→ Written request
Examine the material below. Gather every line in which the string "MODELS" appears.

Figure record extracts
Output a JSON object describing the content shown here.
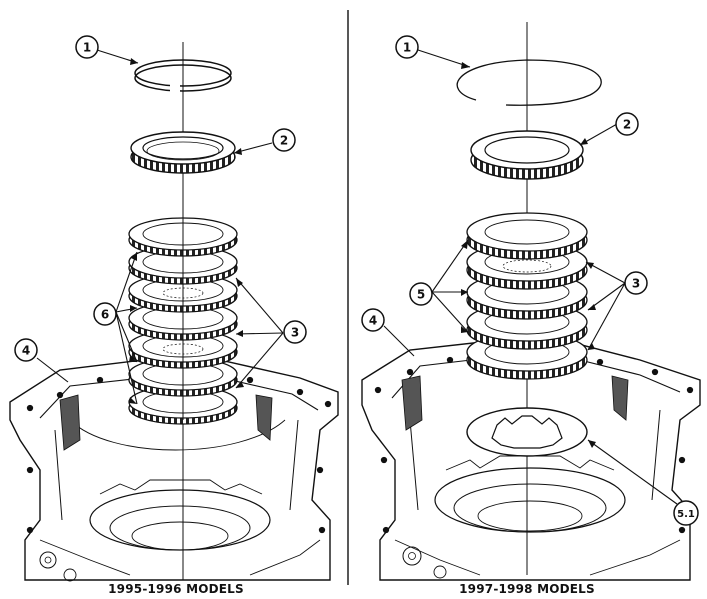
{
  "callouts": {
    "left": {
      "c1": "1",
      "c2": "2",
      "c3": "3",
      "c4": "4",
      "c6": "6"
    },
    "right": {
      "c1": "1",
      "c2": "2",
      "c3": "3",
      "c4": "4",
      "c5": "5",
      "c51": "5.1"
    }
  },
  "captions": {
    "left": "1995-1996 MODELS",
    "right": "1997-1998 MODELS"
  }
}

→ Exercise answer
    "left": "1995-1996 MODELS",
    "right": "1997-1998 MODELS"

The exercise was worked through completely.